**Goal**. Restate the records below word for word.

___ Information shown ___

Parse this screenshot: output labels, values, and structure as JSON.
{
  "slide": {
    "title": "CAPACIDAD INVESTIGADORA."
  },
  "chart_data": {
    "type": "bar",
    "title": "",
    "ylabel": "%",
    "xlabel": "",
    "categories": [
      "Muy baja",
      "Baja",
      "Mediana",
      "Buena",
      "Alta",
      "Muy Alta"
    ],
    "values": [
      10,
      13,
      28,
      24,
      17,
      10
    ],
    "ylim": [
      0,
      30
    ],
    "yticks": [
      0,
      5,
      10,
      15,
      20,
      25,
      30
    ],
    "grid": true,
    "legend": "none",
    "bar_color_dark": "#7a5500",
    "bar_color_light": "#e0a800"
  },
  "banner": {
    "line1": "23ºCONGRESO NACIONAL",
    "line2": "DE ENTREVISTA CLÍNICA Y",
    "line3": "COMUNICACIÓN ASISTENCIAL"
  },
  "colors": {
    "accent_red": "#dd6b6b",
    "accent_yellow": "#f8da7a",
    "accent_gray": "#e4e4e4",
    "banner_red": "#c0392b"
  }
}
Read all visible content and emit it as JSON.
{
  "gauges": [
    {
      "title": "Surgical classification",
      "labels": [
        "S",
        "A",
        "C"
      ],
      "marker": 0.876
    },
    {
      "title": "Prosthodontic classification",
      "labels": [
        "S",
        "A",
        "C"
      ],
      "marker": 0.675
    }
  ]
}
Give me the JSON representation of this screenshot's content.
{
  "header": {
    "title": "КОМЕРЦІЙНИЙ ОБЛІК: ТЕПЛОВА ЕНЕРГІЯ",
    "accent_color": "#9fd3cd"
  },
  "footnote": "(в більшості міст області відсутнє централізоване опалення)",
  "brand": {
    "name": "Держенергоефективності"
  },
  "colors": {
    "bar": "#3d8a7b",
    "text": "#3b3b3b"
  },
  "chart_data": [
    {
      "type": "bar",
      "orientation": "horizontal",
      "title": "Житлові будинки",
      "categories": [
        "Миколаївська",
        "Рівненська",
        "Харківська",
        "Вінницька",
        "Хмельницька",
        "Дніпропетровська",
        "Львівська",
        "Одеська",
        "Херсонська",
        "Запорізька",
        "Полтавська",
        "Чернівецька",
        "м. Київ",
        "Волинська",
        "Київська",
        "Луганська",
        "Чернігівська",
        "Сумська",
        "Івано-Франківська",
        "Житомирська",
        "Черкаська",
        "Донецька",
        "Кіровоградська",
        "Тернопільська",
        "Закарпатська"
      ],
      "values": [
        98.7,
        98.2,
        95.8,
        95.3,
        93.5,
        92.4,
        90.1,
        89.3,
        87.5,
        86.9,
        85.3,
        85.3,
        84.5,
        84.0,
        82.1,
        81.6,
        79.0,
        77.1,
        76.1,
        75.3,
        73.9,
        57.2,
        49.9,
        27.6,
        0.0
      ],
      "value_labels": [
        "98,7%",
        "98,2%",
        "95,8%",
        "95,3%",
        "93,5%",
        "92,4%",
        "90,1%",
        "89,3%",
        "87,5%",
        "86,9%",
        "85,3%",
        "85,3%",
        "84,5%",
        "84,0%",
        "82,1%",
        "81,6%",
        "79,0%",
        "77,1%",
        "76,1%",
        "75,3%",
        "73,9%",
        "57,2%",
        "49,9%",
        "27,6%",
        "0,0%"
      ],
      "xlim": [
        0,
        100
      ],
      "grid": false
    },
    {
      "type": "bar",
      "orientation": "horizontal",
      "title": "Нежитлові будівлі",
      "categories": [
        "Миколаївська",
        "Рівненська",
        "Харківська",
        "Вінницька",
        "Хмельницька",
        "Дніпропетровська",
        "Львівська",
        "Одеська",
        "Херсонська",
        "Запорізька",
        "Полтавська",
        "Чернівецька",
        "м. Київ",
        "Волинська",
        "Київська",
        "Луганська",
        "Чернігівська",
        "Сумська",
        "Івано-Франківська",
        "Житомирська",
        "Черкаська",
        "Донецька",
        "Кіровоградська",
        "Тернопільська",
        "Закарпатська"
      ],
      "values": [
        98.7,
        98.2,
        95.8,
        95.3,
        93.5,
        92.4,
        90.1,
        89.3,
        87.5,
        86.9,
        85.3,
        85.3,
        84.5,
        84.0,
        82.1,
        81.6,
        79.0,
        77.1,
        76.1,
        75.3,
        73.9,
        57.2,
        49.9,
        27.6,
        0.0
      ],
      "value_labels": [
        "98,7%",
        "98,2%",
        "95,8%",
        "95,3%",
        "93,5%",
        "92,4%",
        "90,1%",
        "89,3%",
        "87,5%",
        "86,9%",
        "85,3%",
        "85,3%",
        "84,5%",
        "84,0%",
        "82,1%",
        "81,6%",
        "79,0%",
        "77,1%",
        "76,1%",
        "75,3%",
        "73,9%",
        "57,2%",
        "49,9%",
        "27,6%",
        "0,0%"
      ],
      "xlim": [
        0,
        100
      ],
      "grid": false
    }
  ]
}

___

**Output below**.
Parse this screenshot: output labels, values, and structure as JSON.
{
  "slide": {
    "title": "CAPACIDAD INVESTIGADORA."
  },
  "chart_data": {
    "type": "bar",
    "title": "",
    "ylabel": "%",
    "xlabel": "",
    "categories": [
      "Muy baja",
      "Baja",
      "Mediana",
      "Buena",
      "Alta",
      "Muy Alta"
    ],
    "values": [
      10,
      13,
      28,
      24,
      17,
      10
    ],
    "ylim": [
      0,
      30
    ],
    "yticks": [
      0,
      5,
      10,
      15,
      20,
      25,
      30
    ],
    "grid": true,
    "legend": "none",
    "bar_color_dark": "#7a5500",
    "bar_color_light": "#e0a800"
  },
  "banner": {
    "line1": "23ºCONGRESO NACIONAL",
    "line2": "DE ENTREVISTA CLÍNICA Y",
    "line3": "COMUNICACIÓN ASISTENCIAL"
  },
  "colors": {
    "accent_red": "#dd6b6b",
    "accent_yellow": "#f8da7a",
    "accent_gray": "#e4e4e4",
    "banner_red": "#c0392b"
  }
}
Read all visible content and emit it as JSON.
{
  "gauges": [
    {
      "title": "Surgical classification",
      "labels": [
        "S",
        "A",
        "C"
      ],
      "marker": 0.876
    },
    {
      "title": "Prosthodontic classification",
      "labels": [
        "S",
        "A",
        "C"
      ],
      "marker": 0.675
    }
  ]
}
Give me the JSON representation of this screenshot's content.
{
  "header": {
    "title": "КОМЕРЦІЙНИЙ ОБЛІК: ТЕПЛОВА ЕНЕРГІЯ",
    "accent_color": "#9fd3cd"
  },
  "footnote": "(в більшості міст області відсутнє централізоване опалення)",
  "brand": {
    "name": "Держенергоефективності"
  },
  "colors": {
    "bar": "#3d8a7b",
    "text": "#3b3b3b"
  },
  "chart_data": [
    {
      "type": "bar",
      "orientation": "horizontal",
      "title": "Житлові будинки",
      "categories": [
        "Миколаївська",
        "Рівненська",
        "Харківська",
        "Вінницька",
        "Хмельницька",
        "Дніпропетровська",
        "Львівська",
        "Одеська",
        "Херсонська",
        "Запорізька",
        "Полтавська",
        "Чернівецька",
        "м. Київ",
        "Волинська",
        "Київська",
        "Луганська",
        "Чернігівська",
        "Сумська",
        "Івано-Франківська",
        "Житомирська",
        "Черкаська",
        "Донецька",
        "Кіровоградська",
        "Тернопільська",
        "Закарпатська"
      ],
      "values": [
        98.7,
        98.2,
        95.8,
        95.3,
        93.5,
        92.4,
        90.1,
        89.3,
        87.5,
        86.9,
        85.3,
        85.3,
        84.5,
        84.0,
        82.1,
        81.6,
        79.0,
        77.1,
        76.1,
        75.3,
        73.9,
        57.2,
        49.9,
        27.6,
        0.0
      ],
      "value_labels": [
        "98,7%",
        "98,2%",
        "95,8%",
        "95,3%",
        "93,5%",
        "92,4%",
        "90,1%",
        "89,3%",
        "87,5%",
        "86,9%",
        "85,3%",
        "85,3%",
        "84,5%",
        "84,0%",
        "82,1%",
        "81,6%",
        "79,0%",
        "77,1%",
        "76,1%",
        "75,3%",
        "73,9%",
        "57,2%",
        "49,9%",
        "27,6%",
        "0,0%"
      ],
      "xlim": [
        0,
        100
      ],
      "grid": false
    },
    {
      "type": "bar",
      "orientation": "horizontal",
      "title": "Нежитлові будівлі",
      "categories": [
        "Миколаївська",
        "Рівненська",
        "Харківська",
        "Вінницька",
        "Хмельницька",
        "Дніпропетровська",
        "Львівська",
        "Одеська",
        "Херсонська",
        "Запорізька",
        "Полтавська",
        "Чернівецька",
        "м. Київ",
        "Волинська",
        "Київська",
        "Луганська",
        "Чернігівська",
        "Сумська",
        "Івано-Франківська",
        "Житомирська",
        "Черкаська",
        "Донецька",
        "Кіровоградська",
        "Тернопільська",
        "Закарпатська"
      ],
      "values": [
        98.7,
        98.2,
        95.8,
        95.3,
        93.5,
        92.4,
        90.1,
        89.3,
        87.5,
        86.9,
        85.3,
        85.3,
        84.5,
        84.0,
        82.1,
        81.6,
        79.0,
        77.1,
        76.1,
        75.3,
        73.9,
        57.2,
        49.9,
        27.6,
        0.0
      ],
      "value_labels": [
        "98,7%",
        "98,2%",
        "95,8%",
        "95,3%",
        "93,5%",
        "92,4%",
        "90,1%",
        "89,3%",
        "87,5%",
        "86,9%",
        "85,3%",
        "85,3%",
        "84,5%",
        "84,0%",
        "82,1%",
        "81,6%",
        "79,0%",
        "77,1%",
        "76,1%",
        "75,3%",
        "73,9%",
        "57,2%",
        "49,9%",
        "27,6%",
        "0,0%"
      ],
      "xlim": [
        0,
        100
      ],
      "grid": false
    }
  ]
}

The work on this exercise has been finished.